→ Task to complete: Could you copy the lines word for word, starting with the very first line and going on through the line with "191, 471, 308)"?

Supplied data start

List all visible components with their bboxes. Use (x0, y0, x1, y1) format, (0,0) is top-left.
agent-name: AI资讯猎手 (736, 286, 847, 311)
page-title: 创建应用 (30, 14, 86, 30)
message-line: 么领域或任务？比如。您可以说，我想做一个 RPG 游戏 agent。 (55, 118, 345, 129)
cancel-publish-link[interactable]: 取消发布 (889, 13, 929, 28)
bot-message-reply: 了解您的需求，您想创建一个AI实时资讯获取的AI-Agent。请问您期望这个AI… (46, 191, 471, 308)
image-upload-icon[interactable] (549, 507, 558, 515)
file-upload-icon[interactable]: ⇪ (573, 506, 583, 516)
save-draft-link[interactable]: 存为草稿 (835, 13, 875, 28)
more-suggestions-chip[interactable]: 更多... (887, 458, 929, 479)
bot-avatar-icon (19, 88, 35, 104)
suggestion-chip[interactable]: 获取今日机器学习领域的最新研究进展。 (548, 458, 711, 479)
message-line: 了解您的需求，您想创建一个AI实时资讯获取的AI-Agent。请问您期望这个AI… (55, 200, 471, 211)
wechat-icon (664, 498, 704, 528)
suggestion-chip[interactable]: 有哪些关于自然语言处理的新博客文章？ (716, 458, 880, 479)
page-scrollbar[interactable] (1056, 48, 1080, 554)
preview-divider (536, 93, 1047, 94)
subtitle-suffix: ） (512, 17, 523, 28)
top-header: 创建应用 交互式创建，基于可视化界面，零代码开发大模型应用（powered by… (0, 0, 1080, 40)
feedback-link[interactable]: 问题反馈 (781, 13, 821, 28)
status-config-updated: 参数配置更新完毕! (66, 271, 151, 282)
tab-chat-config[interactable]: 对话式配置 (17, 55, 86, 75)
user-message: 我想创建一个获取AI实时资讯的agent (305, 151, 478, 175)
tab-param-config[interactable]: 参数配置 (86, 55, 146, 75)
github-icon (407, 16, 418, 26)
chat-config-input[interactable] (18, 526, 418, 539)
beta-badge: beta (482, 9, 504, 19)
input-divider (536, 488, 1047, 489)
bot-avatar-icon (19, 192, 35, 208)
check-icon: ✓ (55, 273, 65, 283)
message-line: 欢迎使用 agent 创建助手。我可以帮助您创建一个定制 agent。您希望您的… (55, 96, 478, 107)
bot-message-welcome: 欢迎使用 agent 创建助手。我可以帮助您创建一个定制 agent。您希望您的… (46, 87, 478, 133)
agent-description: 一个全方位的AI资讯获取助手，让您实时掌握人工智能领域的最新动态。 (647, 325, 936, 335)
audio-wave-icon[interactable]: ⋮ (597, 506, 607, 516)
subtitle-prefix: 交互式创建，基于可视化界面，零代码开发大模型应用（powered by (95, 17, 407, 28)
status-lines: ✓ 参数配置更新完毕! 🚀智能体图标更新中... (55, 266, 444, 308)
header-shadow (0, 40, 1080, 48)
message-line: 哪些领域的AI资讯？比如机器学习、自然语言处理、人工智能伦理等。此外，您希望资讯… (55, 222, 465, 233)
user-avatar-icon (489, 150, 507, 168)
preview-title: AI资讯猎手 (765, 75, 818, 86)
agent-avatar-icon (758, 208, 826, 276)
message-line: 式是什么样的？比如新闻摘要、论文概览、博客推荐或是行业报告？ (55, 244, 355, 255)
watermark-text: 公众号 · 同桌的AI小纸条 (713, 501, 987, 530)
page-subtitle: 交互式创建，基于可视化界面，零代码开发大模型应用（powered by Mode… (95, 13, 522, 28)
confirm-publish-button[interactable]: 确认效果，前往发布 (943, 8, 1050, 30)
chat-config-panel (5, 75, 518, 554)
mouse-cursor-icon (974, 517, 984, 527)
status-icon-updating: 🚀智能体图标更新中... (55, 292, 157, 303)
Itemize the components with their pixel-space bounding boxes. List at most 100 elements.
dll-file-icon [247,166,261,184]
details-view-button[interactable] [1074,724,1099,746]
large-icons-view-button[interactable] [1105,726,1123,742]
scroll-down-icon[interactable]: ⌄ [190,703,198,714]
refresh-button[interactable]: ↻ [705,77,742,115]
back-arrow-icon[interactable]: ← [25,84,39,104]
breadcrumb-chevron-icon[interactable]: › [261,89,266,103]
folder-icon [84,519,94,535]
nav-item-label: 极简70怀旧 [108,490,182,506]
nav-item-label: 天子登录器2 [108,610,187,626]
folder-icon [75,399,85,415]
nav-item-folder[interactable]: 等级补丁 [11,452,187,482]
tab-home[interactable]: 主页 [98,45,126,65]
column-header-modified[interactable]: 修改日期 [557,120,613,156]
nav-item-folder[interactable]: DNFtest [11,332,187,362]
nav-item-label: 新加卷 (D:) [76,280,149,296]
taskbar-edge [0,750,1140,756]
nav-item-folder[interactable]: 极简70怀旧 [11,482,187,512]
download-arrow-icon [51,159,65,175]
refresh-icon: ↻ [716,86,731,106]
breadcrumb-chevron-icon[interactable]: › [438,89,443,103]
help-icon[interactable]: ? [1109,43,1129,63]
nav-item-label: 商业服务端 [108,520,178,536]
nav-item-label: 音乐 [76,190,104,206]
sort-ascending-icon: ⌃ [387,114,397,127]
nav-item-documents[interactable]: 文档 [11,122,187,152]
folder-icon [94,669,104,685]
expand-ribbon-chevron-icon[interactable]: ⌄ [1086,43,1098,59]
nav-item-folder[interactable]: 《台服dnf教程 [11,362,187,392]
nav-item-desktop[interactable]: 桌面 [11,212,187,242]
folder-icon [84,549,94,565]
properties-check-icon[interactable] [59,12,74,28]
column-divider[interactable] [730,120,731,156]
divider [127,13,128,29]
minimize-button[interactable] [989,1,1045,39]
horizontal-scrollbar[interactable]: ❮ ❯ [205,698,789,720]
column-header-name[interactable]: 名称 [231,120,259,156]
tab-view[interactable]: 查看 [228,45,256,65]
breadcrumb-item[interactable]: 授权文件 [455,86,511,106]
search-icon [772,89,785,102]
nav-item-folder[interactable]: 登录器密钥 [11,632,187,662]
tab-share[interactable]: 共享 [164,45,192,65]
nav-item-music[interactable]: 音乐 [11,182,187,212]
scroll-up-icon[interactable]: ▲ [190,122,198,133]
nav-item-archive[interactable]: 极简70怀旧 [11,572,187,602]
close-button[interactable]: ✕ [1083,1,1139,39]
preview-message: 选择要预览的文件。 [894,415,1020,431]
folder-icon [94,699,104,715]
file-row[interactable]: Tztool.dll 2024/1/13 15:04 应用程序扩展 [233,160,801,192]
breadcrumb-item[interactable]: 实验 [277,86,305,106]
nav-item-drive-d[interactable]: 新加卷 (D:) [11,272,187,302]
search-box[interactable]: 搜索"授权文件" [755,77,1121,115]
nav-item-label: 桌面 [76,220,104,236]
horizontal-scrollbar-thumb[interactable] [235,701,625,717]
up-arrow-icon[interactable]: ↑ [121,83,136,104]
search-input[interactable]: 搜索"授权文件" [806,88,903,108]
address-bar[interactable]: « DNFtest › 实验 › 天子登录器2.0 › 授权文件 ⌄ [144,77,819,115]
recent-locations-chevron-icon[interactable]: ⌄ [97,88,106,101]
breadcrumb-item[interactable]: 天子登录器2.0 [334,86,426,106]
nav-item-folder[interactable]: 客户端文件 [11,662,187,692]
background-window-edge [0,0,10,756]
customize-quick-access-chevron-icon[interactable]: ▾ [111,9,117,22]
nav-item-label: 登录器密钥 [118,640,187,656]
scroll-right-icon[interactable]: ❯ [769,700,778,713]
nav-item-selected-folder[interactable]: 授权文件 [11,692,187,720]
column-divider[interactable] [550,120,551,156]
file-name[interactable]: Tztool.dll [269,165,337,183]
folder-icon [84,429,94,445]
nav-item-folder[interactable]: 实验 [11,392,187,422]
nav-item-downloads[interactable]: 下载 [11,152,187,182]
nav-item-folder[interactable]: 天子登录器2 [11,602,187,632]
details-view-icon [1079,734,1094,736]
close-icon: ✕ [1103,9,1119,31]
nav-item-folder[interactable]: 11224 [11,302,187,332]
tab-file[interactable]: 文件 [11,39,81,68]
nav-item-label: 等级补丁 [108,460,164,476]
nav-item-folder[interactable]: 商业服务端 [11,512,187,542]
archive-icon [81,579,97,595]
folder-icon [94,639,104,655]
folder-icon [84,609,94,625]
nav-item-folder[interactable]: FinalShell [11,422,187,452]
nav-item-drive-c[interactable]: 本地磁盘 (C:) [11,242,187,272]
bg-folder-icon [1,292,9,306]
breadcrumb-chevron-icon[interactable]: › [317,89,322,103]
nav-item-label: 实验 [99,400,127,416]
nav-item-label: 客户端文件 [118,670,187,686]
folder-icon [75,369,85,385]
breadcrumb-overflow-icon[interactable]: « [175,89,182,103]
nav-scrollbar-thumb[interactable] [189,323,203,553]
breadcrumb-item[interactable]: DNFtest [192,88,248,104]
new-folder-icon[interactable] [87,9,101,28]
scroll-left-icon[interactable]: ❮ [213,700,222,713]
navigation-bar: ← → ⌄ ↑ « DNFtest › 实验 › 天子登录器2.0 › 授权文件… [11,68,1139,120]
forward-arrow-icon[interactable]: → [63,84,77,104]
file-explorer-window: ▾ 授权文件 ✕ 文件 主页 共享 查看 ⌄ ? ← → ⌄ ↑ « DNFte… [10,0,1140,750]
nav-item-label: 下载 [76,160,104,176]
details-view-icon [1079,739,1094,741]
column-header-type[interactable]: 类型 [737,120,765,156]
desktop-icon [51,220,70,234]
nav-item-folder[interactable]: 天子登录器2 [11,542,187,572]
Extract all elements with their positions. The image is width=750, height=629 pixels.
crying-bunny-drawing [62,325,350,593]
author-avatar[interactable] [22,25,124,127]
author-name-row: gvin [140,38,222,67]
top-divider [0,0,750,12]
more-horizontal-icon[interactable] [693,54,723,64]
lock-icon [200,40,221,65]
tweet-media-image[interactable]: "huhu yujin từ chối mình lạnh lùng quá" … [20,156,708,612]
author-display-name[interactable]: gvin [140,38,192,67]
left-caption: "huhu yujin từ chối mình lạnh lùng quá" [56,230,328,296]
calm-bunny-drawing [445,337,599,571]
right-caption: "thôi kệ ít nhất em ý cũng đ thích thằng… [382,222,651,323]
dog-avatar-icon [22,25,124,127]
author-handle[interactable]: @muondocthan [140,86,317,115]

Supplied data end

→ Answer in full:
List all visible components with their bboxes. Use (x0, y0, x1, y1) format, (0,0) is top-left.
agent-name: AI资讯猎手 (736, 286, 847, 311)
page-title: 创建应用 (30, 14, 86, 30)
message-line: 么领域或任务？比如。您可以说，我想做一个 RPG 游戏 agent。 (55, 118, 345, 129)
cancel-publish-link[interactable]: 取消发布 (889, 13, 929, 28)
bot-message-reply: 了解您的需求，您想创建一个AI实时资讯获取的AI-Agent。请问您期望这个AI… (46, 191, 471, 308)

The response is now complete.